Collected data entries
+++
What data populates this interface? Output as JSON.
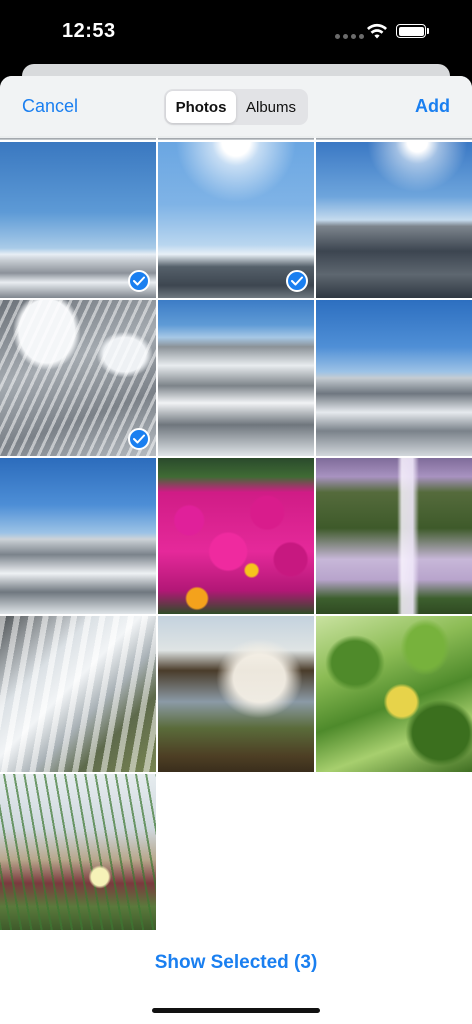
{
  "status_bar": {
    "time": "12:53",
    "icons": [
      "signal-dots-icon",
      "wifi-icon",
      "battery-icon"
    ]
  },
  "nav": {
    "cancel_label": "Cancel",
    "add_label": "Add",
    "segments": [
      {
        "label": "Photos",
        "selected": true
      },
      {
        "label": "Albums",
        "selected": false
      }
    ]
  },
  "photos": [
    {
      "subject": "winter aerial sky",
      "selected": true
    },
    {
      "subject": "winter aerial sun",
      "selected": true
    },
    {
      "subject": "snowy forest horizon",
      "selected": false
    },
    {
      "subject": "snowy forest river",
      "selected": true
    },
    {
      "subject": "aerial snowy fields",
      "selected": false
    },
    {
      "subject": "aerial snowy valley",
      "selected": false
    },
    {
      "subject": "aerial snowy town",
      "selected": false
    },
    {
      "subject": "pink flowers",
      "selected": false
    },
    {
      "subject": "waterfall cliff",
      "selected": false
    },
    {
      "subject": "waterfall mossy rocks",
      "selected": false
    },
    {
      "subject": "waterfall sunset",
      "selected": false
    },
    {
      "subject": "green leaves",
      "selected": false
    },
    {
      "subject": "grass with yellow flower",
      "selected": false
    }
  ],
  "footer": {
    "show_selected_label": "Show Selected (3)"
  },
  "colors": {
    "accent": "#1a7ff0",
    "status_bar_bg": "#000000",
    "nav_bg": "#f0f2f4"
  }
}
+++
Objective |
Show every line above in which the word "forest" occurs.

Exercise answer |
      "subject": "snowy forest horizon",
      "subject": "snowy forest river",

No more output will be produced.